■ **Supplied material**
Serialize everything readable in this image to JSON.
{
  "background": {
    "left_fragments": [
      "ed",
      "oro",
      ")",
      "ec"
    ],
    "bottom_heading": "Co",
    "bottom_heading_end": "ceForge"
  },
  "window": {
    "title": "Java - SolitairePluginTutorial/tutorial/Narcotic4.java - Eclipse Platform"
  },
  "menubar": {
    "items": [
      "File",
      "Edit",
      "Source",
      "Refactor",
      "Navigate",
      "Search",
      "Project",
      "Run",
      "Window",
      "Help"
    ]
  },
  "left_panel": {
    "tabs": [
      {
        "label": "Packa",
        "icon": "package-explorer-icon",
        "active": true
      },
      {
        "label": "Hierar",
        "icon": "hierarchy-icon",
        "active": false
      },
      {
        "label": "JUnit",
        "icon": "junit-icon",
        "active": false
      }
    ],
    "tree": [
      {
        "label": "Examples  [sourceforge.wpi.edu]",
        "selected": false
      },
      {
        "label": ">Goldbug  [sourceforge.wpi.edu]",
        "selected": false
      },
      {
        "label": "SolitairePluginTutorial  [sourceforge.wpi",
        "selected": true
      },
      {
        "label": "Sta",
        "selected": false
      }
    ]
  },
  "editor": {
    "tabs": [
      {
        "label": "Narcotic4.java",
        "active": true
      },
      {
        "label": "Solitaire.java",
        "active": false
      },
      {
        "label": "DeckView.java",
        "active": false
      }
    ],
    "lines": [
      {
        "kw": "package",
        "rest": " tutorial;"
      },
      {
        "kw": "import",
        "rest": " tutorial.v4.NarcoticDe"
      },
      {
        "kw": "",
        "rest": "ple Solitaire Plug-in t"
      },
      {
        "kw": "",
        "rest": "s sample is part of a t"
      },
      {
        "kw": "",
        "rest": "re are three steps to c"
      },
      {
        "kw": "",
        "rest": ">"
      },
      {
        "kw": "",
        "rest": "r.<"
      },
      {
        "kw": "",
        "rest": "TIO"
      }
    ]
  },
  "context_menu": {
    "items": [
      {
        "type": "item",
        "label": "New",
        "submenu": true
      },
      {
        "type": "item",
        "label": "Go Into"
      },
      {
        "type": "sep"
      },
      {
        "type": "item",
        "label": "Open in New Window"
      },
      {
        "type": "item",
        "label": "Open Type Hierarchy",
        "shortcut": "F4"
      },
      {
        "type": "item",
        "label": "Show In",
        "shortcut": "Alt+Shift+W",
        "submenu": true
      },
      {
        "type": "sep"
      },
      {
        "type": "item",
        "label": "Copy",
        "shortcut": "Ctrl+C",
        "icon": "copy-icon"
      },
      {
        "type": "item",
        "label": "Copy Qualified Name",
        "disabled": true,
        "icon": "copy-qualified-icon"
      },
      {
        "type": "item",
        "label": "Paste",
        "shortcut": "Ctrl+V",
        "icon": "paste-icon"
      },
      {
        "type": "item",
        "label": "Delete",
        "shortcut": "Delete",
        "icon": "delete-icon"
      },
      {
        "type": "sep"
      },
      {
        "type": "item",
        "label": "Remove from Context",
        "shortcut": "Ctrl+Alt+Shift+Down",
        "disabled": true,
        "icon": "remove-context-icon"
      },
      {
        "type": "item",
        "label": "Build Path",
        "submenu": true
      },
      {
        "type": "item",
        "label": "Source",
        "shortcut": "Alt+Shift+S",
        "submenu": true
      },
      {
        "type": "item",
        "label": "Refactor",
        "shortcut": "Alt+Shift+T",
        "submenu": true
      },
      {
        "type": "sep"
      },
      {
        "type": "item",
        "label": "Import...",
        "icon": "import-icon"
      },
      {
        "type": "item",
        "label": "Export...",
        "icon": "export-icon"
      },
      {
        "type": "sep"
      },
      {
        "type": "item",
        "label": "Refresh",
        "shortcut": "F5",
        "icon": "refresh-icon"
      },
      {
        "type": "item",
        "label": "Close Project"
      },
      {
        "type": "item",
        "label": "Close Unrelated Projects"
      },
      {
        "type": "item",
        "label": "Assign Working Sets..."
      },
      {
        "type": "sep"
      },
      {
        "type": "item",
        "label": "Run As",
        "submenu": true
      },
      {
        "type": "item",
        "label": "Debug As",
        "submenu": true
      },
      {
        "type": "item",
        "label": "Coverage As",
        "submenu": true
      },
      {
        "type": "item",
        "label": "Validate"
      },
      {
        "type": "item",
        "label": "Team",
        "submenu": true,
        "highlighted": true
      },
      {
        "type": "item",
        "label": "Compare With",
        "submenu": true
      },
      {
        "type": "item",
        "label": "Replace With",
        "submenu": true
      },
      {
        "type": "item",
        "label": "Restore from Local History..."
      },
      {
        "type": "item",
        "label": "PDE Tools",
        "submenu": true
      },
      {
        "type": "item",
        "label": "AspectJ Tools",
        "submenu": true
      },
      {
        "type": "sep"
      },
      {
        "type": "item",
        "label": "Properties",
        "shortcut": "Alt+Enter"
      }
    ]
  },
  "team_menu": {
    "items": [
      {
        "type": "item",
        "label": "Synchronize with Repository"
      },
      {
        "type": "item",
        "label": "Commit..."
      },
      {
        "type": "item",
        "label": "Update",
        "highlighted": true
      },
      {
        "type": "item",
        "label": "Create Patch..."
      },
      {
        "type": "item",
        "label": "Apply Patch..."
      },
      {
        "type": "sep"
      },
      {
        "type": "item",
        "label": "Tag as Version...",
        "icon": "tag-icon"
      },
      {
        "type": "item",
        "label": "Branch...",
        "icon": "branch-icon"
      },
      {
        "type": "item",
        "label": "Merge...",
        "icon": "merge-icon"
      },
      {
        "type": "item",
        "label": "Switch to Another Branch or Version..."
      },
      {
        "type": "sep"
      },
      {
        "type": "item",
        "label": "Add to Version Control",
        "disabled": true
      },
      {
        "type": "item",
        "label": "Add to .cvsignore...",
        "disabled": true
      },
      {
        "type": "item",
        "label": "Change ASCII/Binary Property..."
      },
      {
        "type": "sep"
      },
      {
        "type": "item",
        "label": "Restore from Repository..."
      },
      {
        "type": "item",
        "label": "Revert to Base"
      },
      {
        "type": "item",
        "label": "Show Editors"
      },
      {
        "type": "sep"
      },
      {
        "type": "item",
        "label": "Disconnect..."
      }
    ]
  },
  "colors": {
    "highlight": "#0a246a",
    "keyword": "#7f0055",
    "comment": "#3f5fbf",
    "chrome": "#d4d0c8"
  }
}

■ **Short problem**
Give an exact repetition of all the material.

■ **Full solution**
Serialize everything readable in this image to JSON.
{
  "background": {
    "left_fragments": [
      "ed",
      "oro",
      ")",
      "ec"
    ],
    "bottom_heading": "Co",
    "bottom_heading_end": "ceForge"
  },
  "window": {
    "title": "Java - SolitairePluginTutorial/tutorial/Narcotic4.java - Eclipse Platform"
  },
  "menubar": {
    "items": [
      "File",
      "Edit",
      "Source",
      "Refactor",
      "Navigate",
      "Search",
      "Project",
      "Run",
      "Window",
      "Help"
    ]
  },
  "left_panel": {
    "tabs": [
      {
        "label": "Packa",
        "icon": "package-explorer-icon",
        "active": true
      },
      {
        "label": "Hierar",
        "icon": "hierarchy-icon",
        "active": false
      },
      {
        "label": "JUnit",
        "icon": "junit-icon",
        "active": false
      }
    ],
    "tree": [
      {
        "label": "Examples  [sourceforge.wpi.edu]",
        "selected": false
      },
      {
        "label": ">Goldbug  [sourceforge.wpi.edu]",
        "selected": false
      },
      {
        "label": "SolitairePluginTutorial  [sourceforge.wpi",
        "selected": true
      },
      {
        "label": "Sta",
        "selected": false
      }
    ]
  },
  "editor": {
    "tabs": [
      {
        "label": "Narcotic4.java",
        "active": true
      },
      {
        "label": "Solitaire.java",
        "active": false
      },
      {
        "label": "DeckView.java",
        "active": false
      }
    ],
    "lines": [
      {
        "kw": "package",
        "rest": " tutorial;"
      },
      {
        "kw": "import",
        "rest": " tutorial.v4.NarcoticDe"
      },
      {
        "kw": "",
        "rest": "ple Solitaire Plug-in t"
      },
      {
        "kw": "",
        "rest": "s sample is part of a t"
      },
      {
        "kw": "",
        "rest": "re are three steps to c"
      },
      {
        "kw": "",
        "rest": ">"
      },
      {
        "kw": "",
        "rest": "r.<"
      },
      {
        "kw": "",
        "rest": "TIO"
      }
    ]
  },
  "context_menu": {
    "items": [
      {
        "type": "item",
        "label": "New",
        "submenu": true
      },
      {
        "type": "item",
        "label": "Go Into"
      },
      {
        "type": "sep"
      },
      {
        "type": "item",
        "label": "Open in New Window"
      },
      {
        "type": "item",
        "label": "Open Type Hierarchy",
        "shortcut": "F4"
      },
      {
        "type": "item",
        "label": "Show In",
        "shortcut": "Alt+Shift+W",
        "submenu": true
      },
      {
        "type": "sep"
      },
      {
        "type": "item",
        "label": "Copy",
        "shortcut": "Ctrl+C",
        "icon": "copy-icon"
      },
      {
        "type": "item",
        "label": "Copy Qualified Name",
        "disabled": true,
        "icon": "copy-qualified-icon"
      },
      {
        "type": "item",
        "label": "Paste",
        "shortcut": "Ctrl+V",
        "icon": "paste-icon"
      },
      {
        "type": "item",
        "label": "Delete",
        "shortcut": "Delete",
        "icon": "delete-icon"
      },
      {
        "type": "sep"
      },
      {
        "type": "item",
        "label": "Remove from Context",
        "shortcut": "Ctrl+Alt+Shift+Down",
        "disabled": true,
        "icon": "remove-context-icon"
      },
      {
        "type": "item",
        "label": "Build Path",
        "submenu": true
      },
      {
        "type": "item",
        "label": "Source",
        "shortcut": "Alt+Shift+S",
        "submenu": true
      },
      {
        "type": "item",
        "label": "Refactor",
        "shortcut": "Alt+Shift+T",
        "submenu": true
      },
      {
        "type": "sep"
      },
      {
        "type": "item",
        "label": "Import...",
        "icon": "import-icon"
      },
      {
        "type": "item",
        "label": "Export...",
        "icon": "export-icon"
      },
      {
        "type": "sep"
      },
      {
        "type": "item",
        "label": "Refresh",
        "shortcut": "F5",
        "icon": "refresh-icon"
      },
      {
        "type": "item",
        "label": "Close Project"
      },
      {
        "type": "item",
        "label": "Close Unrelated Projects"
      },
      {
        "type": "item",
        "label": "Assign Working Sets..."
      },
      {
        "type": "sep"
      },
      {
        "type": "item",
        "label": "Run As",
        "submenu": true
      },
      {
        "type": "item",
        "label": "Debug As",
        "submenu": true
      },
      {
        "type": "item",
        "label": "Coverage As",
        "submenu": true
      },
      {
        "type": "item",
        "label": "Validate"
      },
      {
        "type": "item",
        "label": "Team",
        "submenu": true,
        "highlighted": true
      },
      {
        "type": "item",
        "label": "Compare With",
        "submenu": true
      },
      {
        "type": "item",
        "label": "Replace With",
        "submenu": true
      },
      {
        "type": "item",
        "label": "Restore from Local History..."
      },
      {
        "type": "item",
        "label": "PDE Tools",
        "submenu": true
      },
      {
        "type": "item",
        "label": "AspectJ Tools",
        "submenu": true
      },
      {
        "type": "sep"
      },
      {
        "type": "item",
        "label": "Properties",
        "shortcut": "Alt+Enter"
      }
    ]
  },
  "team_menu": {
    "items": [
      {
        "type": "item",
        "label": "Synchronize with Repository"
      },
      {
        "type": "item",
        "label": "Commit..."
      },
      {
        "type": "item",
        "label": "Update",
        "highlighted": true
      },
      {
        "type": "item",
        "label": "Create Patch..."
      },
      {
        "type": "item",
        "label": "Apply Patch..."
      },
      {
        "type": "sep"
      },
      {
        "type": "item",
        "label": "Tag as Version...",
        "icon": "tag-icon"
      },
      {
        "type": "item",
        "label": "Branch...",
        "icon": "branch-icon"
      },
      {
        "type": "item",
        "label": "Merge...",
        "icon": "merge-icon"
      },
      {
        "type": "item",
        "label": "Switch to Another Branch or Version..."
      },
      {
        "type": "sep"
      },
      {
        "type": "item",
        "label": "Add to Version Control",
        "disabled": true
      },
      {
        "type": "item",
        "label": "Add to .cvsignore...",
        "disabled": true
      },
      {
        "type": "item",
        "label": "Change ASCII/Binary Property..."
      },
      {
        "type": "sep"
      },
      {
        "type": "item",
        "label": "Restore from Repository..."
      },
      {
        "type": "item",
        "label": "Revert to Base"
      },
      {
        "type": "item",
        "label": "Show Editors"
      },
      {
        "type": "sep"
      },
      {
        "type": "item",
        "label": "Disconnect..."
      }
    ]
  },
  "colors": {
    "highlight": "#0a246a",
    "keyword": "#7f0055",
    "comment": "#3f5fbf",
    "chrome": "#d4d0c8"
  }
}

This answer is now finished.